■ Exercise ■
From the listing below, pick out each line with the word "反复三次".

■ Information supplied ■
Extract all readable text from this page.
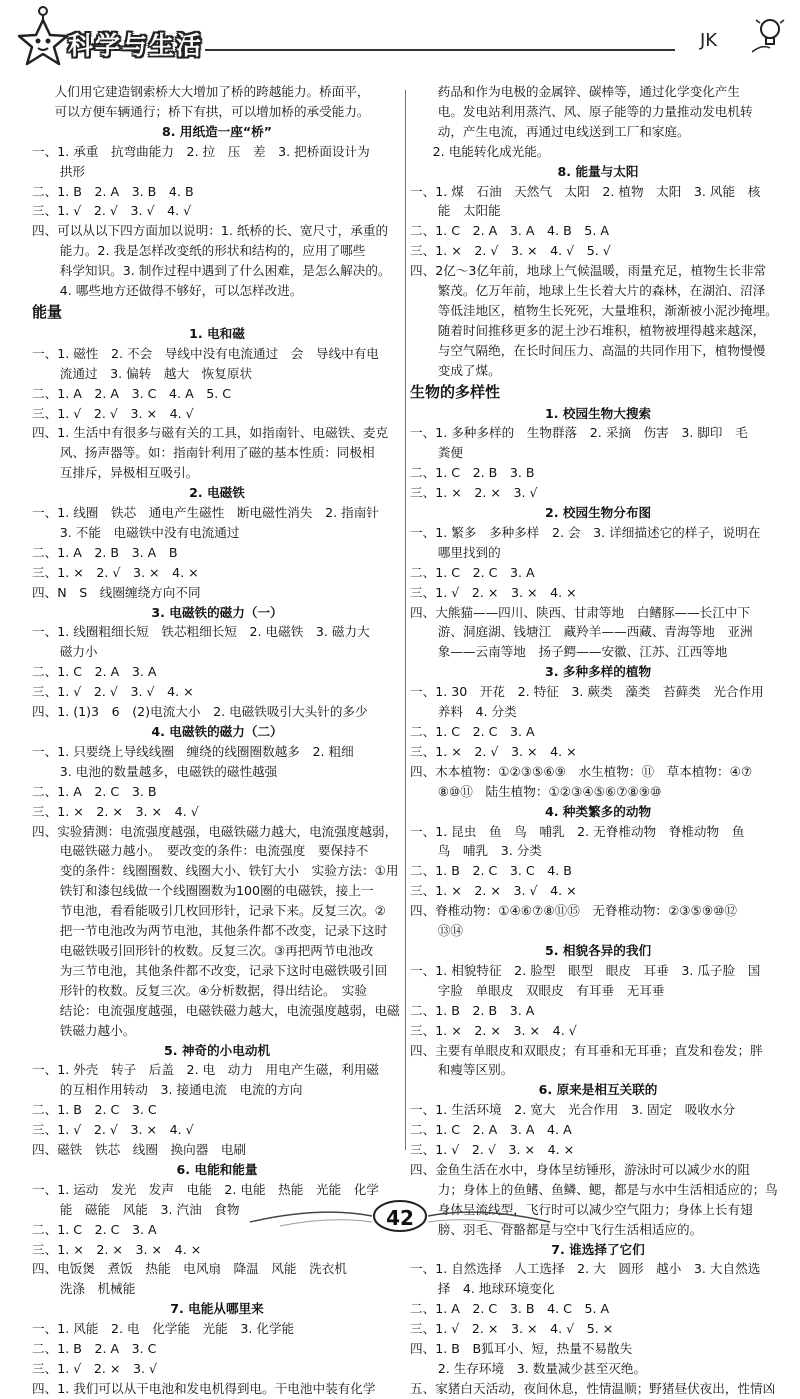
科学与生活	JK
人们用它建造钢索桥大大增加了桥的跨越能力。桥面平，
可以方便车辆通行；桥下有拱，可以增加桥的承受能力。
8. 用纸造一座“桥”
一、1. 承重　抗弯曲能力　2. 拉　压　差　3. 把桥面设计为
拱形
二、1. B　2. A　3. B　4. B
三、1. √　2. √　3. √　4. √
四、可以从以下四方面加以说明：1. 纸桥的长、宽尺寸，承重的
能力。2. 我是怎样改变纸的形状和结构的，应用了哪些
科学知识。3. 制作过程中遇到了什么困难，是怎么解决的。
4. 哪些地方还做得不够好，可以怎样改进。
能量
1. 电和磁
一、1. 磁性　2. 不会　导线中没有电流通过　会　导线中有电
流通过　3. 偏转　越大　恢复原状
二、1. A　2. A　3. C　4. A　5. C
三、1. √　2. √　3. ×　4. √
四、1. 生活中有很多与磁有关的工具，如指南针、电磁铁、麦克
风、扬声器等。如：指南针利用了磁的基本性质：同极相
互排斥，异极相互吸引。
2. 电磁铁
一、1. 线圈　铁芯　通电产生磁性　断电磁性消失　2. 指南针
3. 不能　电磁铁中没有电流通过
二、1. A　2. B　3. A　B
三、1. ×　2. √　3. ×　4. ×
四、N　S　线圈缠绕方向不同
3. 电磁铁的磁力（一）
一、1. 线圈粗细长短　铁芯粗细长短　2. 电磁铁　3. 磁力大
磁力小
二、1. C　2. A　3. A
三、1. √　2. √　3. √　4. ×
四、1. (1)3　6　(2)电流大小　2. 电磁铁吸引大头针的多少
4. 电磁铁的磁力（二）
一、1. 只要绕上导线线圈　缠绕的线圈圈数越多　2. 粗细
3. 电池的数量越多，电磁铁的磁性越强
二、1. A　2. C　3. B
三、1. ×　2. ×　3. ×　4. √
四、实验猜测：电流强度越强，电磁铁磁力越大，电流强度越弱，
电磁铁磁力越小。　要改变的条件：电流强度　要保持不
变的条件：线圈圈数、线圈大小、铁钉大小　实验方法：①用
铁钉和漆包线做一个线圈圈数为100圈的电磁铁，接上一
节电池，看看能吸引几枚回形针，记录下来。反复三次。②
把一节电池改为两节电池，其他条件都不改变，记录下这时
电磁铁吸引回形针的枚数。反复三次。③再把两节电池改
为三节电池，其他条件都不改变，记录下这时电磁铁吸引回
形针的枚数。反复三次。④分析数据，得出结论。　实验
结论：电流强度越强，电磁铁磁力越大，电流强度越弱，电磁
铁磁力越小。
5. 神奇的小电动机
一、1. 外壳　转子　后盖　2. 电　动力　用电产生磁，利用磁
的互相作用转动　3. 接通电流　电流的方向
二、1. B　2. C　3. C
三、1. √　2. √　3. ×　4. √
四、磁铁　铁芯　线圈　换向器　电刷
6. 电能和能量
一、1. 运动　发光　发声　电能　2. 电能　热能　光能　化学
能　磁能　风能　3. 汽油　食物
二、1. C　2. C　3. A
三、1. ×　2. ×　3. ×　4. ×
四、电饭煲　煮饭　热能　电风扇　降温　风能　洗衣机
洗涤　机械能
7. 电能从哪里来
一、1. 风能　2. 电　化学能　光能　3. 化学能
二、1. B　2. A　3. C
三、1. √　2. ×　3. √
四、1. 我们可以从干电池和发电机得到电。干电池中装有化学
药品和作为电极的金属锌、碳棒等，通过化学变化产生
电。发电站利用蒸汽、风、原子能等的力量推动发电机转
动，产生电流，再通过电线送到工厂和家庭。
2. 电能转化成光能。
8. 能量与太阳
一、1. 煤　石油　天然气　太阳　2. 植物　太阳　3. 风能　核
能　太阳能
二、1. C　2. A　3. A　4. B　5. A
三、1. ×　2. √　3. ×　4. √　5. √
四、2亿～3亿年前，地球上气候温暖，雨量充足，植物生长非常
繁茂。亿万年前，地球上生长着大片的森林，在湖泊、沼泽
等低洼地区，植物生长死死，大量堆积，渐渐被小泥沙掩埋。
随着时间推移更多的泥土沙石堆积，植物被埋得越来越深，
与空气隔绝，在长时间压力、高温的共同作用下，植物慢慢
变成了煤。
生物的多样性
1. 校园生物大搜索
一、1. 多种多样的　生物群落　2. 采摘　伤害　3. 脚印　毛
粪便
二、1. C　2. B　3. B
三、1. ×　2. ×　3. √
2. 校园生物分布图
一、1. 繁多　多种多样　2. 会　3. 详细描述它的样子，说明在
哪里找到的
二、1. C　2. C　3. A
三、1. √　2. ×　3. ×　4. ×
四、大熊猫——四川、陕西、甘肃等地　白鳍豚——长江中下
游、洞庭湖、钱塘江　藏羚羊——西藏、青海等地　亚洲
象——云南等地　扬子鳄——安徽、江苏、江西等地
3. 多种多样的植物
一、1. 30　开花　2. 特征　3. 蕨类　藻类　苔藓类　光合作用
养料　4. 分类
二、1. C　2. C　3. A
三、1. ×　2. √　3. ×　4. ×
四、木本植物：①②③⑤⑥⑨　水生植物：⑪　草本植物：④⑦
⑧⑩⑪　陆生植物：①②③④⑤⑥⑦⑧⑨⑩
4. 种类繁多的动物
一、1. 昆虫　鱼　鸟　哺乳　2. 无脊椎动物　脊椎动物　鱼
鸟　哺乳　3. 分类
二、1. B　2. C　3. C　4. B
三、1. ×　2. ×　3. √　4. ×
四、脊椎动物：①④⑥⑦⑧⑪⑮　无脊椎动物：②③⑤⑨⑩⑫
⑬⑭
5. 相貌各异的我们
一、1. 相貌特征　2. 脸型　眼型　眼皮　耳垂　3. 瓜子脸　国
字脸　单眼皮　双眼皮　有耳垂　无耳垂
二、1. B　2. B　3. A
三、1. ×　2. ×　3. ×　4. √
四、主要有单眼皮和双眼皮；有耳垂和无耳垂；直发和卷发；胖
和瘦等区别。
6. 原来是相互关联的
一、1. 生活环境　2. 宽大　光合作用　3. 固定　吸收水分
二、1. C　2. A　3. A　4. A
三、1. √　2. √　3. ×　4. ×
四、金鱼生活在水中，身体呈纺锤形，游泳时可以减少水的阻
力；身体上的鱼鳍、鱼鳞、鳃，都是与水中生活相适应的；鸟
身体呈流线型，飞行时可以减少空气阻力；身体上长有翅
膀、羽毛、骨骼都是与空中飞行生活相适应的。
7. 谁选择了它们
一、1. 自然选择　人工选择　2. 大　圆形　越小　3. 大自然选
择　4. 地球环境变化
二、1. A　2. C　3. B　4. C　5. A
三、1. √　2. ×　3. ×　4. √　5. ×
四、1. B　B狐耳小、短，热量不易散失
2. 生存环境　3. 数量减少甚至灭绝。
五、家猪白天活动，夜间休息，性情温顺；野猪昼伏夜出，性情凶
42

■ Answer below ■
节电池，看看能吸引几枚回形针，记录下来。反复三次。②
电磁铁吸引回形针的枚数。反复三次。③再把两节电池改
形针的枚数。反复三次。④分析数据，得出结论。　实验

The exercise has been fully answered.